↓↓↓

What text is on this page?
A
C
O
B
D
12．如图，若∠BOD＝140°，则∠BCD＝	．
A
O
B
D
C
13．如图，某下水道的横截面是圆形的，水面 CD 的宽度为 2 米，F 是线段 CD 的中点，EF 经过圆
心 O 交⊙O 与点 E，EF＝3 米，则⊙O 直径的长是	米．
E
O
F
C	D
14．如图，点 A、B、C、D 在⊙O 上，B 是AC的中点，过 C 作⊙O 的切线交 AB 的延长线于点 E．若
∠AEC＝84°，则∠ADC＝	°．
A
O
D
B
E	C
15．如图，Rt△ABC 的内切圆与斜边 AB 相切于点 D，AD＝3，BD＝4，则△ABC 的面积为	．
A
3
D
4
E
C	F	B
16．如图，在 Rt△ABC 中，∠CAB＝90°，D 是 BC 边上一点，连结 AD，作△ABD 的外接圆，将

↑↑↑

_Set exercise_: Print the complete listing again, exactly as it stands.

_Full solution_:
What text is on this page?
A
C
O
B
D
12．如图，若∠BOD＝140°，则∠BCD＝	．
A
O
B
D
C
13．如图，某下水道的横截面是圆形的，水面 CD 的宽度为 2 米，F 是线段 CD 的中点，EF 经过圆
心 O 交⊙O 与点 E，EF＝3 米，则⊙O 直径的长是	米．
E
O
F
C	D
14．如图，点 A、B、C、D 在⊙O 上，B 是AC的中点，过 C 作⊙O 的切线交 AB 的延长线于点 E．若
∠AEC＝84°，则∠ADC＝	°．
A
O
D
B
E	C
15．如图，Rt△ABC 的内切圆与斜边 AB 相切于点 D，AD＝3，BD＝4，则△ABC 的面积为	．
A
3
D
4
E
C	F	B
16．如图，在 Rt△ABC 中，∠CAB＝90°，D 是 BC 边上一点，连结 AD，作△ABD 的外接圆，将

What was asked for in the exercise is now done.